Record extracts:
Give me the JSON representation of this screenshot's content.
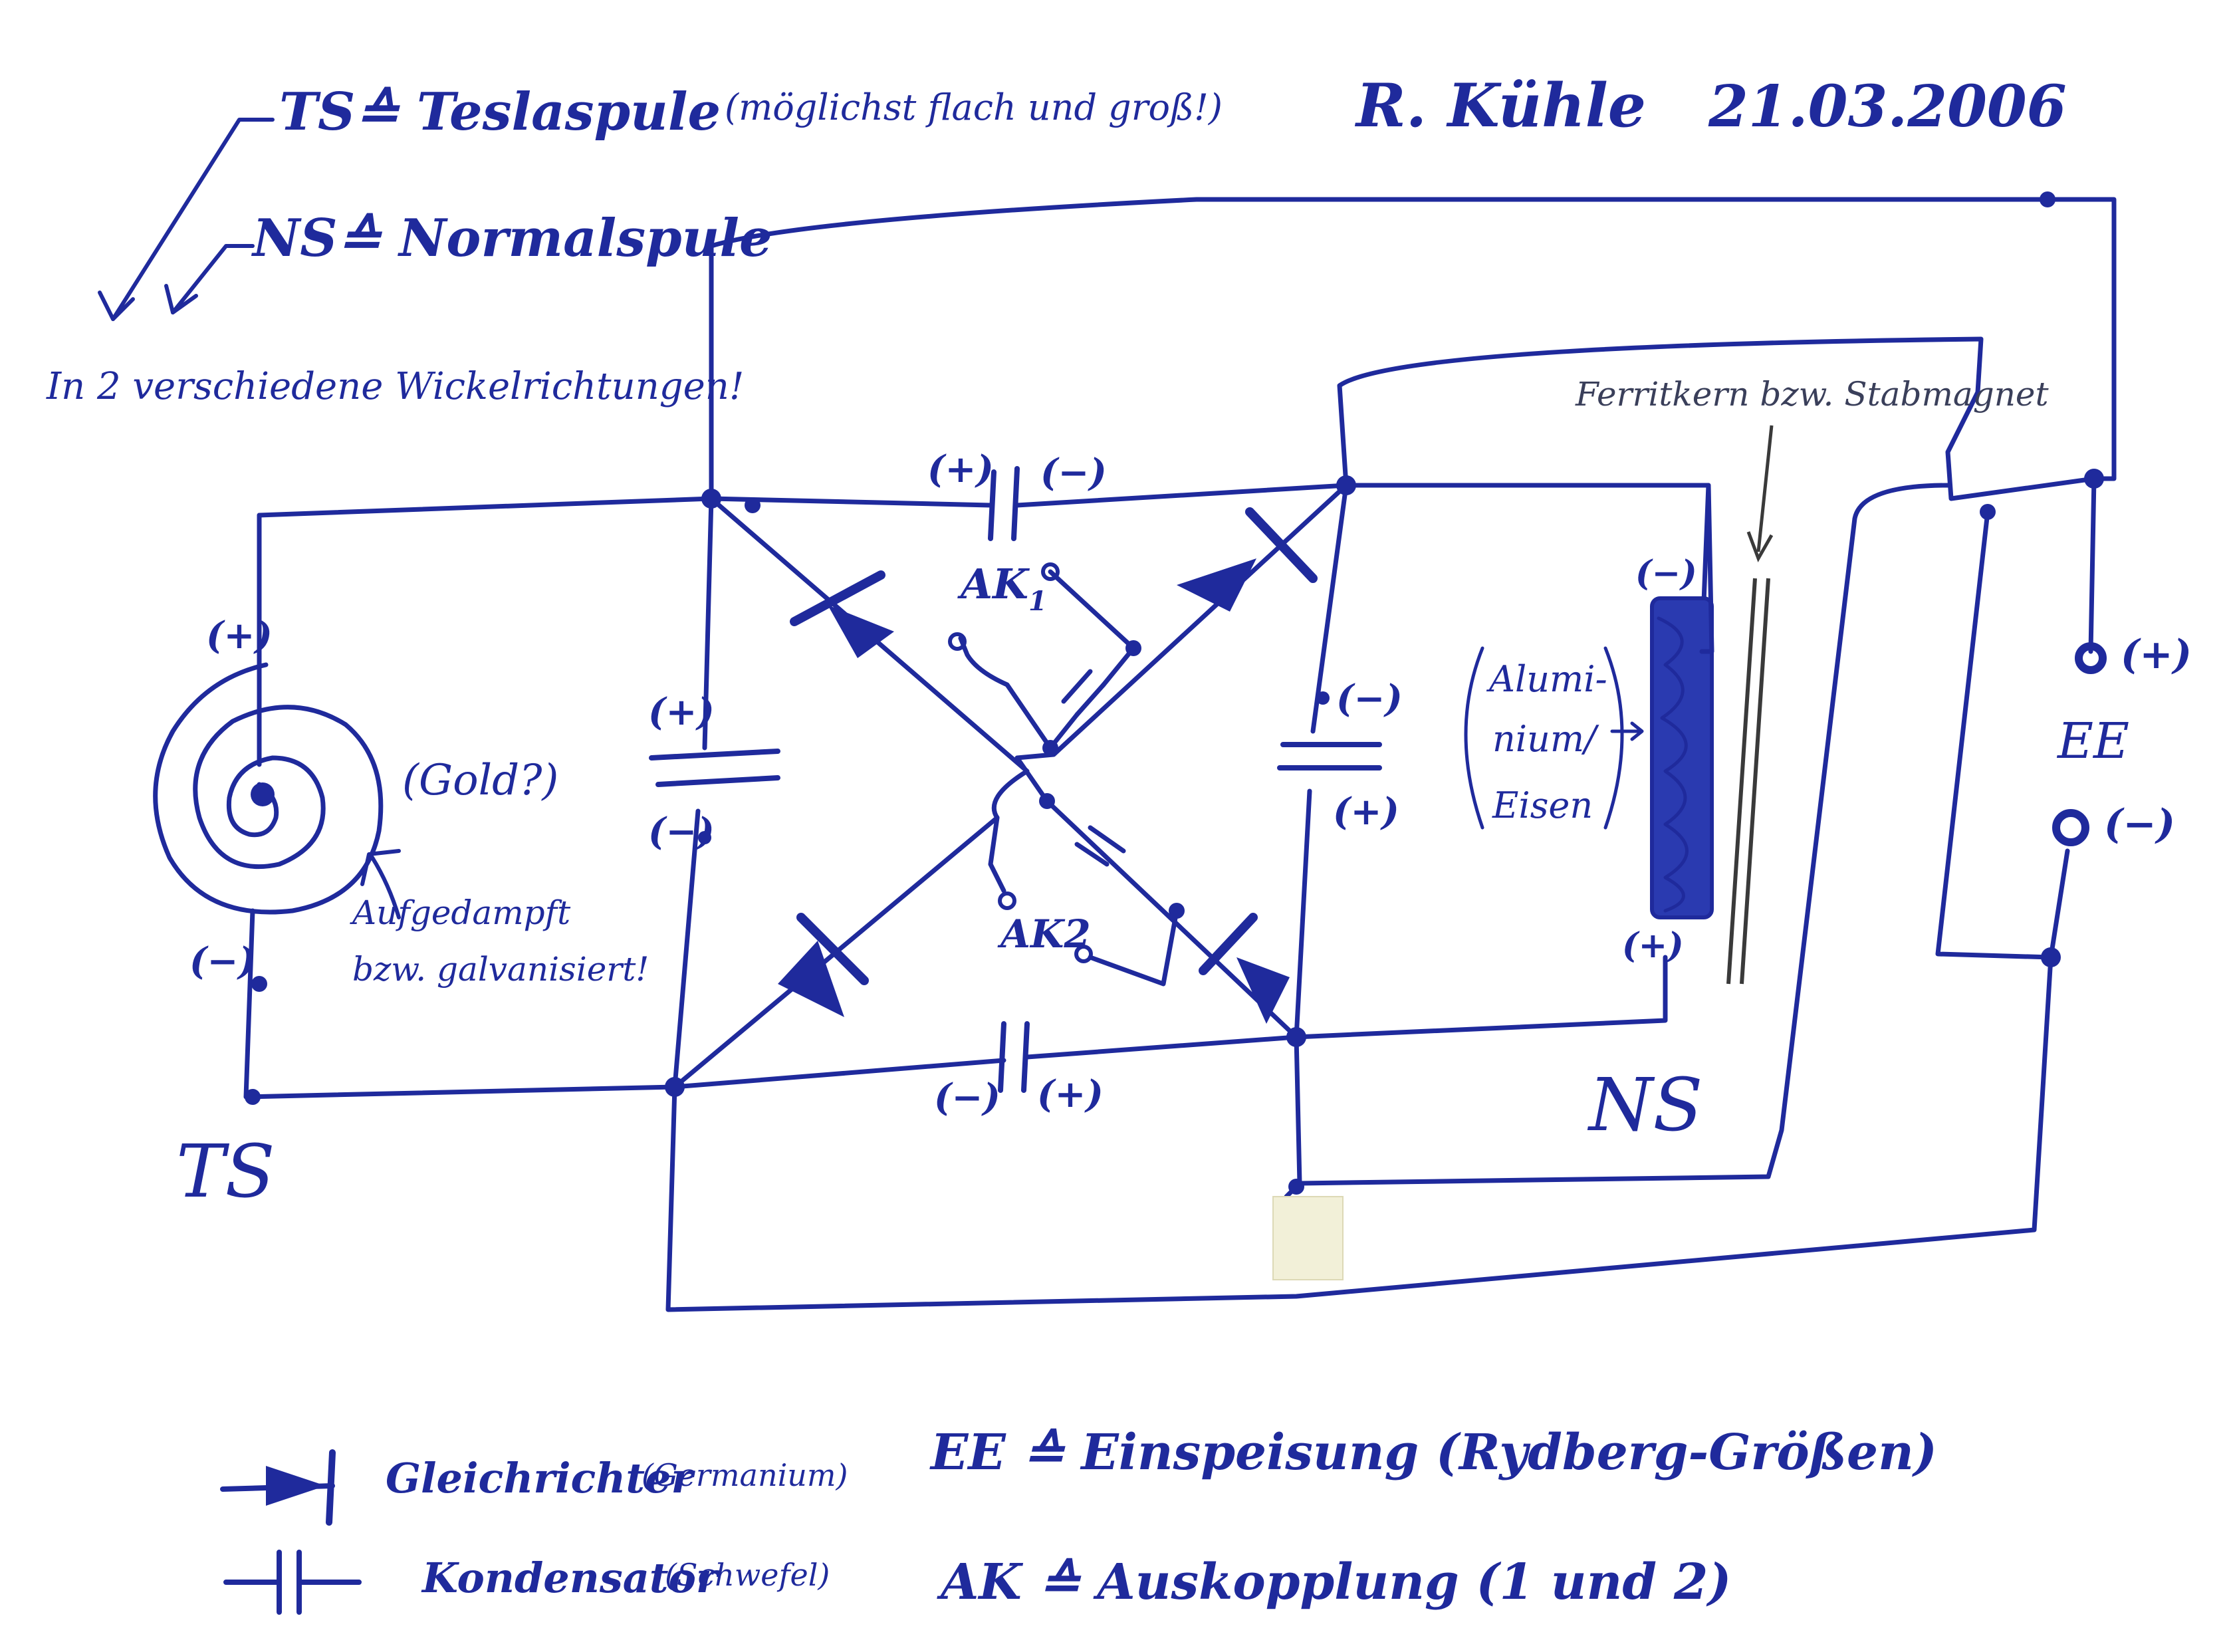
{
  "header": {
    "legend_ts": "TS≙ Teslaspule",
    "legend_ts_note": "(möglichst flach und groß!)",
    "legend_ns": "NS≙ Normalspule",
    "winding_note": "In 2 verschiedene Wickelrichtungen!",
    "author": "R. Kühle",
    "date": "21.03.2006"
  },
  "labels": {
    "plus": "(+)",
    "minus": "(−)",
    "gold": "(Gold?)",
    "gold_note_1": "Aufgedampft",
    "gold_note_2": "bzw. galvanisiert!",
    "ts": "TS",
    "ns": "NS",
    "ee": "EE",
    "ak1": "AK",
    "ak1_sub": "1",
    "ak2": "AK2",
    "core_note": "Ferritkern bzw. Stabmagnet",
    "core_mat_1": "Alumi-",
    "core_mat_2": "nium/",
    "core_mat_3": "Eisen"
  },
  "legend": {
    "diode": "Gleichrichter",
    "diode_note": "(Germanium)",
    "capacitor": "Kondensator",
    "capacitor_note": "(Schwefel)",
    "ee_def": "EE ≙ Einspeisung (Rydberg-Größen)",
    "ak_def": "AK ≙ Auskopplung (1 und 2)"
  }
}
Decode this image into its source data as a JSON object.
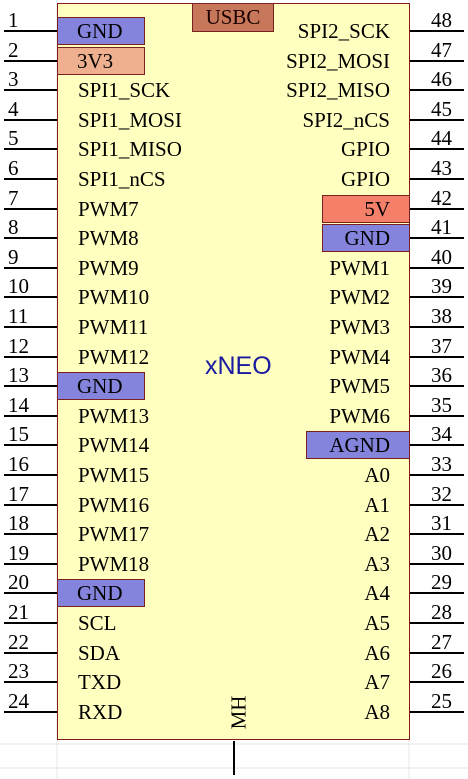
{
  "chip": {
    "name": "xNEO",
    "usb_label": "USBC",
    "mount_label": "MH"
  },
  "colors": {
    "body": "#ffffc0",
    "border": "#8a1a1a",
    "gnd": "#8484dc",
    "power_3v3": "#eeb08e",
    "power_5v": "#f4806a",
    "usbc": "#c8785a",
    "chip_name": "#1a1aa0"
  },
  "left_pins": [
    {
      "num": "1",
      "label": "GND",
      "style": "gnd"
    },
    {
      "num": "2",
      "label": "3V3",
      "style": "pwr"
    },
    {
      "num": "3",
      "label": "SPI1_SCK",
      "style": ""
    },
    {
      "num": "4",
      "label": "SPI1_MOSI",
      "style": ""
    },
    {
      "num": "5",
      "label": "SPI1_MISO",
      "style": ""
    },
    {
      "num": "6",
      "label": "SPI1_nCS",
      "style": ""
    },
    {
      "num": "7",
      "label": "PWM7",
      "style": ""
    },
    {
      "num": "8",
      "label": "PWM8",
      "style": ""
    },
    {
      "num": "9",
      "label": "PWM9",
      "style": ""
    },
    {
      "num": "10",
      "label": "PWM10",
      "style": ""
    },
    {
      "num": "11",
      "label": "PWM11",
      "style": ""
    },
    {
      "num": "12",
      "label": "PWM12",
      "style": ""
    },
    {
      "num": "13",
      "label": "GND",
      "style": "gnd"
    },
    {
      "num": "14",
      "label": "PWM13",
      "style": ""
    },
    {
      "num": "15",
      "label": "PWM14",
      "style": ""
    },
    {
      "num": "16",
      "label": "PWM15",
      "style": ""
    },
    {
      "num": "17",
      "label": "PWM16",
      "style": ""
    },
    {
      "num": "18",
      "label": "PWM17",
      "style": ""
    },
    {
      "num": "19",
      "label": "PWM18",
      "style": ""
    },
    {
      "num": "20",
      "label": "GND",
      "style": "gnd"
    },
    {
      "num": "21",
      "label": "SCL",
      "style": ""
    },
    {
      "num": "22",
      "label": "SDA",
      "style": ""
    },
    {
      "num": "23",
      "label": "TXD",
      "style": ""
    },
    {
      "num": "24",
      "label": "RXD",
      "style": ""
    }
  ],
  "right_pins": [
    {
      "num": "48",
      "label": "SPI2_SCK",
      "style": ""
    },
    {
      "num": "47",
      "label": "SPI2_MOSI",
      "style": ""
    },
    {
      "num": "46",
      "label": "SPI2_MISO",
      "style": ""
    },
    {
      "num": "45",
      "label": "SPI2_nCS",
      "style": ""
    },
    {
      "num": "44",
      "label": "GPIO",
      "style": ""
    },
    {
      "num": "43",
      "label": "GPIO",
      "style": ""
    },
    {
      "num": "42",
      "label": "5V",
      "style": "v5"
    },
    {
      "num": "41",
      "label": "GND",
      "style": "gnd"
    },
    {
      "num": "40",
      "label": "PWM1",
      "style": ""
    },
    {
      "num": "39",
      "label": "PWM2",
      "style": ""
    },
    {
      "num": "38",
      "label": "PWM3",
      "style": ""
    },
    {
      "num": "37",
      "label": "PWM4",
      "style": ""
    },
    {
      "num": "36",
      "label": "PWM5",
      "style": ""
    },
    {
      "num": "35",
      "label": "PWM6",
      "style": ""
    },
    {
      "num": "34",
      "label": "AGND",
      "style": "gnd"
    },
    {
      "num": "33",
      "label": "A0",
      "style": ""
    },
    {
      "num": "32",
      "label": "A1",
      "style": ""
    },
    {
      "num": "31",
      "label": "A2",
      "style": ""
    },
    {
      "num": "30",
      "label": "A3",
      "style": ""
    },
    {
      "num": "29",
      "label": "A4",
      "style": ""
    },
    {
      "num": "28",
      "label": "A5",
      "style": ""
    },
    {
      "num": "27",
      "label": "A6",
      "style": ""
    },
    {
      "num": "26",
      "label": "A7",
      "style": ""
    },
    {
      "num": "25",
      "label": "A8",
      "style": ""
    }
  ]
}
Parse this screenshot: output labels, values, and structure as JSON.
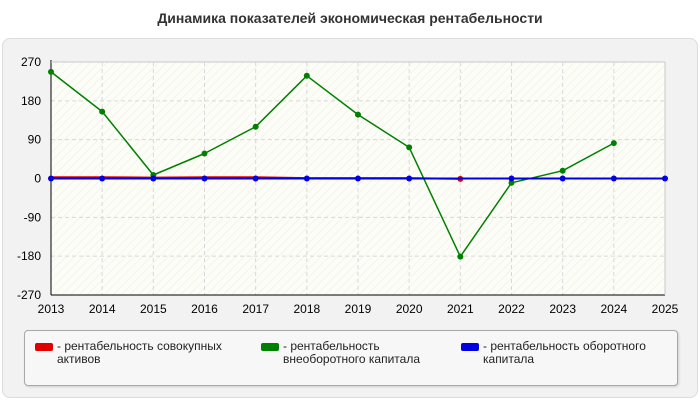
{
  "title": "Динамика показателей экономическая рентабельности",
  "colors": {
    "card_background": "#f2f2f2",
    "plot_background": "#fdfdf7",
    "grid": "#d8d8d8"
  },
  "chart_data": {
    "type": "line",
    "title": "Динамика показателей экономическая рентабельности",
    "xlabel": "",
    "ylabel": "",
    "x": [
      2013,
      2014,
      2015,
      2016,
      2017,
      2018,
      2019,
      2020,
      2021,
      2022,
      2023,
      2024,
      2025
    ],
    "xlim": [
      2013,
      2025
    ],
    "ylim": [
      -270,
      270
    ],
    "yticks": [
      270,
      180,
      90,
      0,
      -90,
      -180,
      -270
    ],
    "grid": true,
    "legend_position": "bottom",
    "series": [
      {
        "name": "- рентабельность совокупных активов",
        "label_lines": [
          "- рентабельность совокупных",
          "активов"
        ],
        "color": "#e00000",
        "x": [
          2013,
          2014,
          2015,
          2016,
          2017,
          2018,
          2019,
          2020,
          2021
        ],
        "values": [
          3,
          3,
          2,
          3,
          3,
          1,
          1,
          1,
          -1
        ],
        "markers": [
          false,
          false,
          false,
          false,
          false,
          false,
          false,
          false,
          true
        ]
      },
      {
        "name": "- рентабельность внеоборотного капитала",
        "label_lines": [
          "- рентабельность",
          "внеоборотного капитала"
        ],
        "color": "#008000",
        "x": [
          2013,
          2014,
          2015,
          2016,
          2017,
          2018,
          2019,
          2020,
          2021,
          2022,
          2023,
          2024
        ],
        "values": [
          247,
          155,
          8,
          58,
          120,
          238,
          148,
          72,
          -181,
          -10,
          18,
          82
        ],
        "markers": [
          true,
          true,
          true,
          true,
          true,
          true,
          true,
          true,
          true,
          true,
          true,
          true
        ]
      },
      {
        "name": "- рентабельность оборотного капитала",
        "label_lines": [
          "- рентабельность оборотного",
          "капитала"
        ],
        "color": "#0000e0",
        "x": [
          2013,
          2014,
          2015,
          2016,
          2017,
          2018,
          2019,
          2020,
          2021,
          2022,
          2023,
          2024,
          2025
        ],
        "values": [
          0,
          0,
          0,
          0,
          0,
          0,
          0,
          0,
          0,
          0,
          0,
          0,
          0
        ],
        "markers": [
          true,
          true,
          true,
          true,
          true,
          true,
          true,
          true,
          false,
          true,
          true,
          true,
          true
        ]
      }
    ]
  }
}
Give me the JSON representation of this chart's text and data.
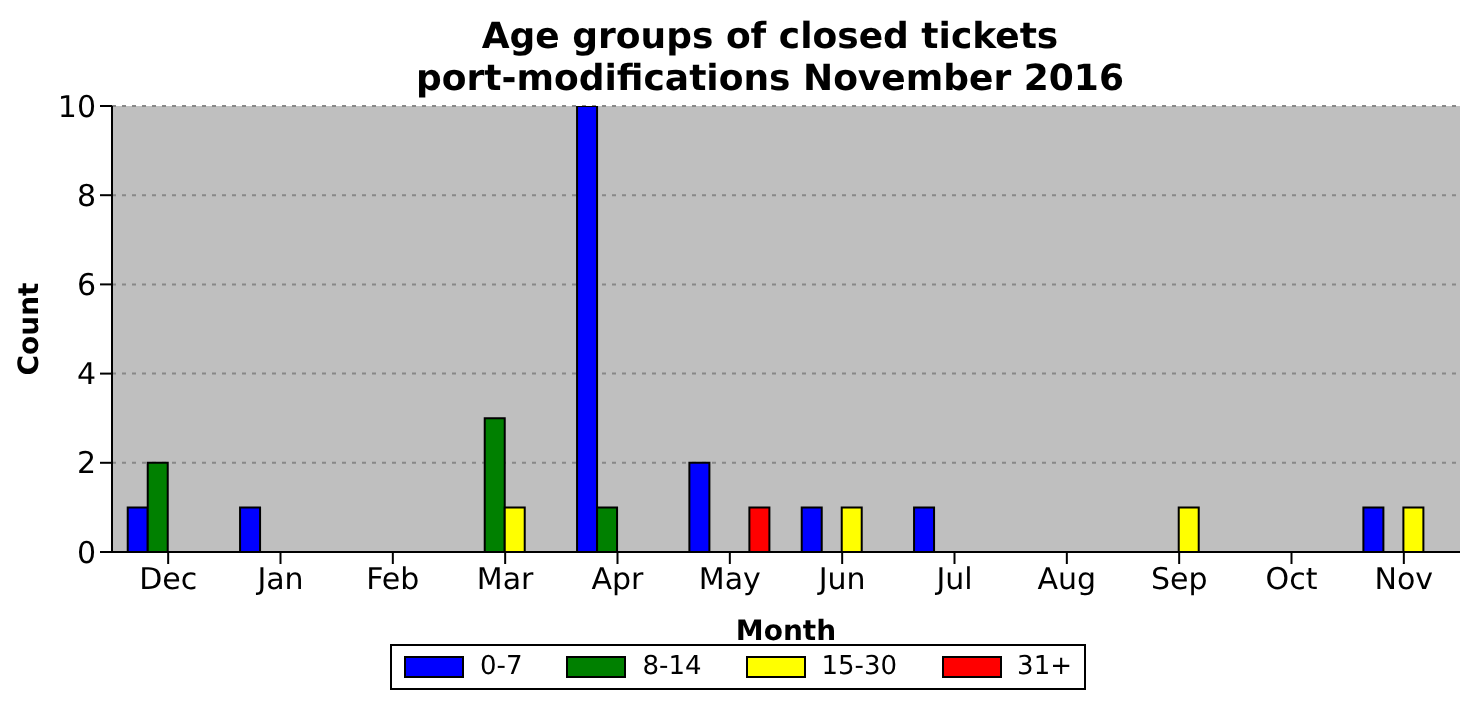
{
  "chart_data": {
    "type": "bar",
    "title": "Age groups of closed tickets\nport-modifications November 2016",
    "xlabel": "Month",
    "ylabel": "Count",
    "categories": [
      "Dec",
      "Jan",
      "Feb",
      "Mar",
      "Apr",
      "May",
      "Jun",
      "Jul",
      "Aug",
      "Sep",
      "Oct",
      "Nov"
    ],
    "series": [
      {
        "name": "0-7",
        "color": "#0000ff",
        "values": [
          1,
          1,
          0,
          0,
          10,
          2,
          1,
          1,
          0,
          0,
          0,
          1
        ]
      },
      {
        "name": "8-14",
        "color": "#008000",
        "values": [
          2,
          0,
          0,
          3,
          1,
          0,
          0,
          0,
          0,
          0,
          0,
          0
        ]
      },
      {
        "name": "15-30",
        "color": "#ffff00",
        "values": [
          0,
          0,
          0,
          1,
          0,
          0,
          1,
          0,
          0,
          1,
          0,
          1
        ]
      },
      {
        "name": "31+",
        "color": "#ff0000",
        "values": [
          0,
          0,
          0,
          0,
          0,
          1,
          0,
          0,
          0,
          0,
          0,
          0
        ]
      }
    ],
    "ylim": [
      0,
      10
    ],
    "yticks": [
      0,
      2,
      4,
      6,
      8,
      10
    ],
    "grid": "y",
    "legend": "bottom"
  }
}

Your instructions:
For the records above, state how many lines include the string "экономическая", giving the number and nothing else.

Reply to the task:
2